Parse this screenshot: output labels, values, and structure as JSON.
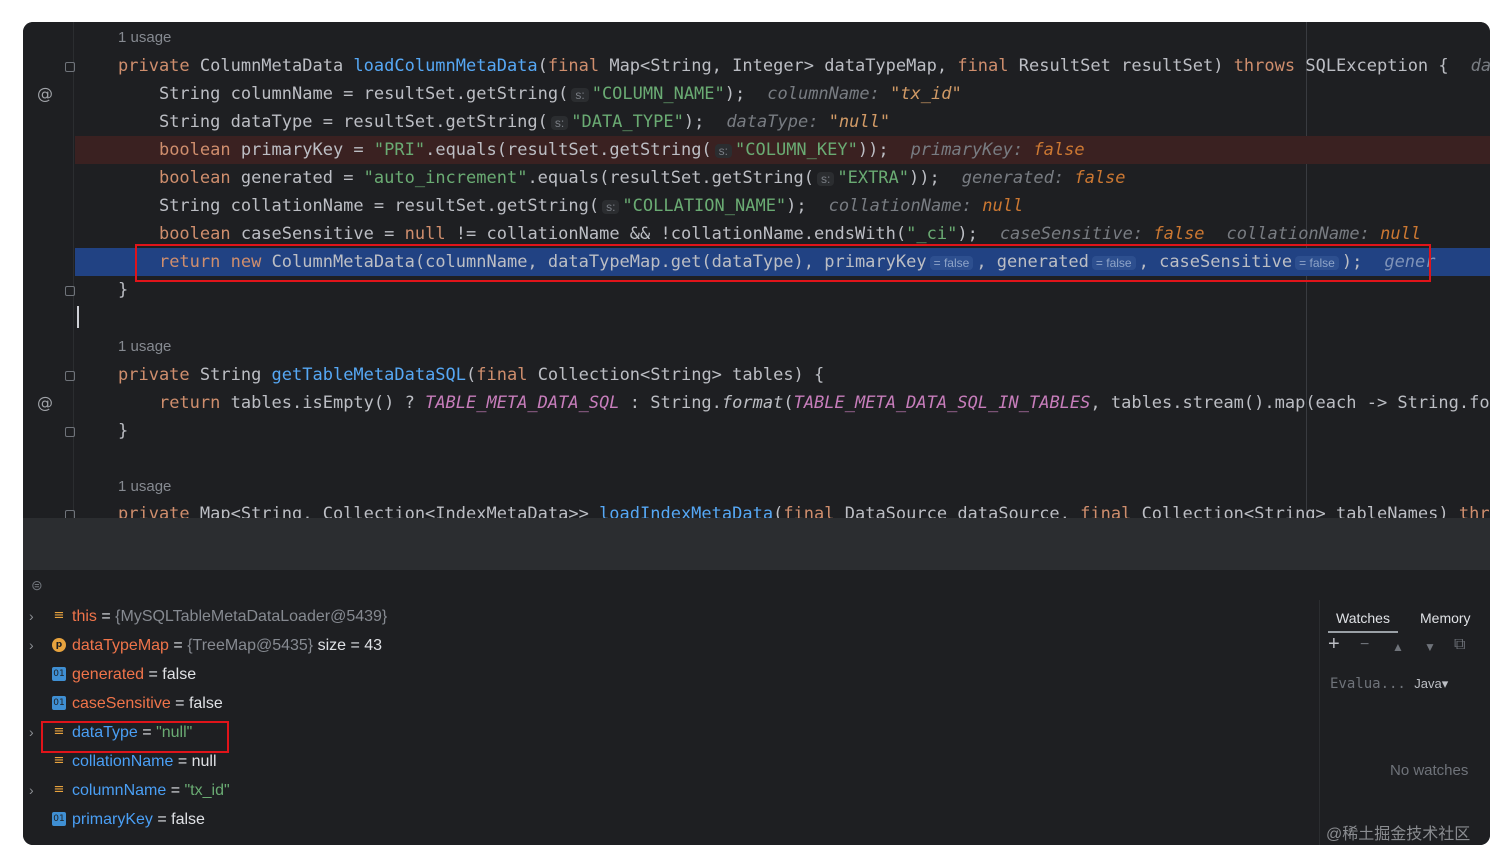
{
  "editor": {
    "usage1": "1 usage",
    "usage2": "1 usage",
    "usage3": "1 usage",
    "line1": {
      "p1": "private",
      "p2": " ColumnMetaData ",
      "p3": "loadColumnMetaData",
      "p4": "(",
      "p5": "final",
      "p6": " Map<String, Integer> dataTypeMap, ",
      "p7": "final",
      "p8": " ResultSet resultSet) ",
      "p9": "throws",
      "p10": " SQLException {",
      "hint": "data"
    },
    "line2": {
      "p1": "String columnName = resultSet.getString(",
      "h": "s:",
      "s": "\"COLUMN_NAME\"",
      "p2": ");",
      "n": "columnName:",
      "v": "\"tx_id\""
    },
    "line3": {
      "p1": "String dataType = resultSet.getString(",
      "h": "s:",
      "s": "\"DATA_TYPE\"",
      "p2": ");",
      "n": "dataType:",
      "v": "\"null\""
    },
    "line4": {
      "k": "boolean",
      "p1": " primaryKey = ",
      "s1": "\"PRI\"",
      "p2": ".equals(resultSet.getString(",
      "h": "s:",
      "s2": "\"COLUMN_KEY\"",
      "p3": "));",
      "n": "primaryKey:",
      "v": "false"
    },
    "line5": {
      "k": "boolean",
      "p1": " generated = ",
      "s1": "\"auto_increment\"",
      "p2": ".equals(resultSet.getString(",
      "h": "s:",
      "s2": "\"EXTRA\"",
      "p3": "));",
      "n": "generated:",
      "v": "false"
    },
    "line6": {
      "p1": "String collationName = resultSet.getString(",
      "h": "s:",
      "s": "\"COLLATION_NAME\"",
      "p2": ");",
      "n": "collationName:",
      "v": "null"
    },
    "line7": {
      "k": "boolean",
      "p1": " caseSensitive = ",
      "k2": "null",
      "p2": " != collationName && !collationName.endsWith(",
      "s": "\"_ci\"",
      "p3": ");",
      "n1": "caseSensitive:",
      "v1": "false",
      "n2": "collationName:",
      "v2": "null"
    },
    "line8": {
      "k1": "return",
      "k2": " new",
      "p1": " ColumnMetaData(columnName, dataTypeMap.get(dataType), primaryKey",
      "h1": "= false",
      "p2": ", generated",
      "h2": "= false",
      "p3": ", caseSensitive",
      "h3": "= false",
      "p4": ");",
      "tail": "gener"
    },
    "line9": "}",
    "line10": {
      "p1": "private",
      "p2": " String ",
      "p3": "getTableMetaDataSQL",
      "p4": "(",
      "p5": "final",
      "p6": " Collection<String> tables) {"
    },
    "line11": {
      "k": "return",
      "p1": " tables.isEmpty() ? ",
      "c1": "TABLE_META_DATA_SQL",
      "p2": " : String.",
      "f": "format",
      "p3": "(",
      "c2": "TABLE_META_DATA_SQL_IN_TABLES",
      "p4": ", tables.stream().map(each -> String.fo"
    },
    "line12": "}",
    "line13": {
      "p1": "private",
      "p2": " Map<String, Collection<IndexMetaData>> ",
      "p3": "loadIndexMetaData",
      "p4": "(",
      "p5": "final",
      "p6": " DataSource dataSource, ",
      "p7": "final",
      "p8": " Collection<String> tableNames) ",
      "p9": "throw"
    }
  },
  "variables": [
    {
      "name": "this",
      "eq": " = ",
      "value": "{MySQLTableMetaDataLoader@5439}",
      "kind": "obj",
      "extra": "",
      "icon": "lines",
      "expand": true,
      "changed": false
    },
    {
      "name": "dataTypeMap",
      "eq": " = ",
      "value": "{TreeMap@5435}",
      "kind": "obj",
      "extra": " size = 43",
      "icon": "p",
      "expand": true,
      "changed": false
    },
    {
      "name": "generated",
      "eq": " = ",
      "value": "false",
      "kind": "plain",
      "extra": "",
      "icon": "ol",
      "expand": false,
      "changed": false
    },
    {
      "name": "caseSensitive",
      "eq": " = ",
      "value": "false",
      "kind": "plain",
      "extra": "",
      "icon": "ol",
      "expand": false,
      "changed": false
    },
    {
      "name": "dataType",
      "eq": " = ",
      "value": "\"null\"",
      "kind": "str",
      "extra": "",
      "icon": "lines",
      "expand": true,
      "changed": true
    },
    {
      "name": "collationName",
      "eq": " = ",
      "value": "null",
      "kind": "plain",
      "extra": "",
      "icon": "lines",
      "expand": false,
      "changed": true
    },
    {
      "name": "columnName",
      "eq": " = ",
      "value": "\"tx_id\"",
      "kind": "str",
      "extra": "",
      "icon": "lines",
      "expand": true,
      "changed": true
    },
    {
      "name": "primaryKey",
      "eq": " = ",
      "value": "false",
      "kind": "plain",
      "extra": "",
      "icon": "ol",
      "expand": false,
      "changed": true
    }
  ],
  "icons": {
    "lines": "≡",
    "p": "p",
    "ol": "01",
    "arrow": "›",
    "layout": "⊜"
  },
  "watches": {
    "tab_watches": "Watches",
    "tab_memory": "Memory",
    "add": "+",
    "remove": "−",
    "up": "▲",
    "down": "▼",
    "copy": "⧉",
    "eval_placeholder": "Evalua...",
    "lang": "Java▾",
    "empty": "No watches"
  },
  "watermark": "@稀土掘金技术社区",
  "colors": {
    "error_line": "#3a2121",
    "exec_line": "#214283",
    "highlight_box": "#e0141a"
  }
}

- [EXERCISE GOAL] All lines holding the word "resultSet" should be picked out and copied.

- [SOLUTION BELOW]
      "p8": " ResultSet resultSet) ",
      "p1": "String columnName = resultSet.getString(",
      "p1": "String dataType = resultSet.getString(",
      "p2": ".equals(resultSet.getString(",
      "p2": ".equals(resultSet.getString(",
      "p1": "String collationName = resultSet.getString(",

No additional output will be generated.